===== Exercise inputs

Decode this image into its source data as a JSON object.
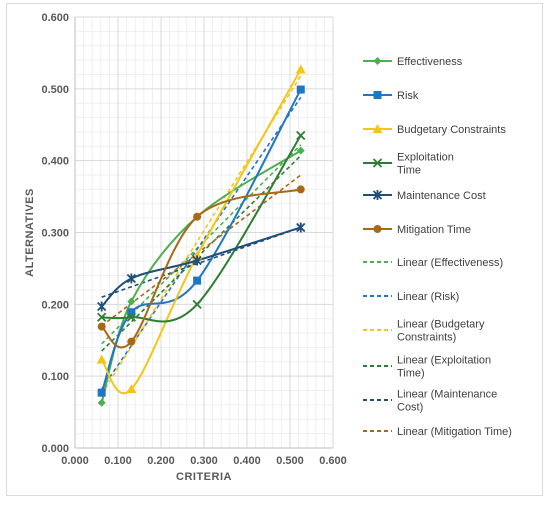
{
  "chart_data": {
    "type": "line",
    "title": "",
    "xlabel": "CRITERIA",
    "ylabel": "ALTERNATIVES",
    "xlim": [
      0,
      0.6
    ],
    "ylim": [
      0,
      0.6
    ],
    "x_ticks": [
      "0.000",
      "0.100",
      "0.200",
      "0.300",
      "0.400",
      "0.500",
      "0.600"
    ],
    "y_ticks": [
      "0.000",
      "0.100",
      "0.200",
      "0.300",
      "0.400",
      "0.500",
      "0.600"
    ],
    "grid": true,
    "legend_position": "right",
    "series": [
      {
        "name": "Effectiveness",
        "color": "#4caf50",
        "marker": "diamond",
        "x": [
          0.062,
          0.131,
          0.284,
          0.525
        ],
        "y": [
          0.063,
          0.204,
          0.322,
          0.414
        ]
      },
      {
        "name": "Risk",
        "color": "#1f77c4",
        "marker": "square",
        "x": [
          0.062,
          0.131,
          0.284,
          0.525
        ],
        "y": [
          0.077,
          0.189,
          0.233,
          0.499
        ]
      },
      {
        "name": "Budgetary Constraints",
        "color": "#f5c518",
        "marker": "triangle",
        "x": [
          0.062,
          0.131,
          0.284,
          0.525
        ],
        "y": [
          0.123,
          0.082,
          0.268,
          0.527
        ]
      },
      {
        "name": "Exploitation\nTime",
        "color": "#2e7d32",
        "marker": "x",
        "x": [
          0.062,
          0.131,
          0.284,
          0.525
        ],
        "y": [
          0.182,
          0.182,
          0.2,
          0.435
        ]
      },
      {
        "name": "Maintenance Cost",
        "color": "#1f4e79",
        "marker": "star",
        "x": [
          0.062,
          0.131,
          0.284,
          0.525
        ],
        "y": [
          0.197,
          0.236,
          0.261,
          0.307
        ]
      },
      {
        "name": "Mitigation Time",
        "color": "#a66a17",
        "marker": "circle",
        "x": [
          0.062,
          0.131,
          0.284,
          0.525
        ],
        "y": [
          0.169,
          0.148,
          0.322,
          0.36
        ]
      }
    ],
    "trendlines": [
      {
        "name": "Linear (Effectiveness)",
        "color": "#4caf50",
        "x": [
          0.062,
          0.525
        ],
        "y": [
          0.145,
          0.422
        ]
      },
      {
        "name": "Linear (Risk)",
        "color": "#1f77c4",
        "x": [
          0.062,
          0.525
        ],
        "y": [
          0.082,
          0.488
        ]
      },
      {
        "name": "Linear (Budgetary\nConstraints)",
        "color": "#f5c518",
        "x": [
          0.062,
          0.525
        ],
        "y": [
          0.075,
          0.518
        ]
      },
      {
        "name": "Linear (Exploitation\nTime)",
        "color": "#2e7d32",
        "x": [
          0.062,
          0.525
        ],
        "y": [
          0.135,
          0.407
        ]
      },
      {
        "name": "Linear (Maintenance\nCost)",
        "color": "#1f4e79",
        "x": [
          0.062,
          0.525
        ],
        "y": [
          0.21,
          0.307
        ]
      },
      {
        "name": "Linear (Mitigation Time)",
        "color": "#a66a17",
        "x": [
          0.062,
          0.525
        ],
        "y": [
          0.17,
          0.38
        ]
      }
    ]
  }
}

==========

**Task objective:**
Write out all the entries again, word for word, and print no images.

**Output below:**
Decode this image into its source data as a JSON object.
{
  "chart_data": {
    "type": "line",
    "title": "",
    "xlabel": "CRITERIA",
    "ylabel": "ALTERNATIVES",
    "xlim": [
      0,
      0.6
    ],
    "ylim": [
      0,
      0.6
    ],
    "x_ticks": [
      "0.000",
      "0.100",
      "0.200",
      "0.300",
      "0.400",
      "0.500",
      "0.600"
    ],
    "y_ticks": [
      "0.000",
      "0.100",
      "0.200",
      "0.300",
      "0.400",
      "0.500",
      "0.600"
    ],
    "grid": true,
    "legend_position": "right",
    "series": [
      {
        "name": "Effectiveness",
        "color": "#4caf50",
        "marker": "diamond",
        "x": [
          0.062,
          0.131,
          0.284,
          0.525
        ],
        "y": [
          0.063,
          0.204,
          0.322,
          0.414
        ]
      },
      {
        "name": "Risk",
        "color": "#1f77c4",
        "marker": "square",
        "x": [
          0.062,
          0.131,
          0.284,
          0.525
        ],
        "y": [
          0.077,
          0.189,
          0.233,
          0.499
        ]
      },
      {
        "name": "Budgetary Constraints",
        "color": "#f5c518",
        "marker": "triangle",
        "x": [
          0.062,
          0.131,
          0.284,
          0.525
        ],
        "y": [
          0.123,
          0.082,
          0.268,
          0.527
        ]
      },
      {
        "name": "Exploitation\nTime",
        "color": "#2e7d32",
        "marker": "x",
        "x": [
          0.062,
          0.131,
          0.284,
          0.525
        ],
        "y": [
          0.182,
          0.182,
          0.2,
          0.435
        ]
      },
      {
        "name": "Maintenance Cost",
        "color": "#1f4e79",
        "marker": "star",
        "x": [
          0.062,
          0.131,
          0.284,
          0.525
        ],
        "y": [
          0.197,
          0.236,
          0.261,
          0.307
        ]
      },
      {
        "name": "Mitigation Time",
        "color": "#a66a17",
        "marker": "circle",
        "x": [
          0.062,
          0.131,
          0.284,
          0.525
        ],
        "y": [
          0.169,
          0.148,
          0.322,
          0.36
        ]
      }
    ],
    "trendlines": [
      {
        "name": "Linear (Effectiveness)",
        "color": "#4caf50",
        "x": [
          0.062,
          0.525
        ],
        "y": [
          0.145,
          0.422
        ]
      },
      {
        "name": "Linear (Risk)",
        "color": "#1f77c4",
        "x": [
          0.062,
          0.525
        ],
        "y": [
          0.082,
          0.488
        ]
      },
      {
        "name": "Linear (Budgetary\nConstraints)",
        "color": "#f5c518",
        "x": [
          0.062,
          0.525
        ],
        "y": [
          0.075,
          0.518
        ]
      },
      {
        "name": "Linear (Exploitation\nTime)",
        "color": "#2e7d32",
        "x": [
          0.062,
          0.525
        ],
        "y": [
          0.135,
          0.407
        ]
      },
      {
        "name": "Linear (Maintenance\nCost)",
        "color": "#1f4e79",
        "x": [
          0.062,
          0.525
        ],
        "y": [
          0.21,
          0.307
        ]
      },
      {
        "name": "Linear (Mitigation Time)",
        "color": "#a66a17",
        "x": [
          0.062,
          0.525
        ],
        "y": [
          0.17,
          0.38
        ]
      }
    ]
  }
}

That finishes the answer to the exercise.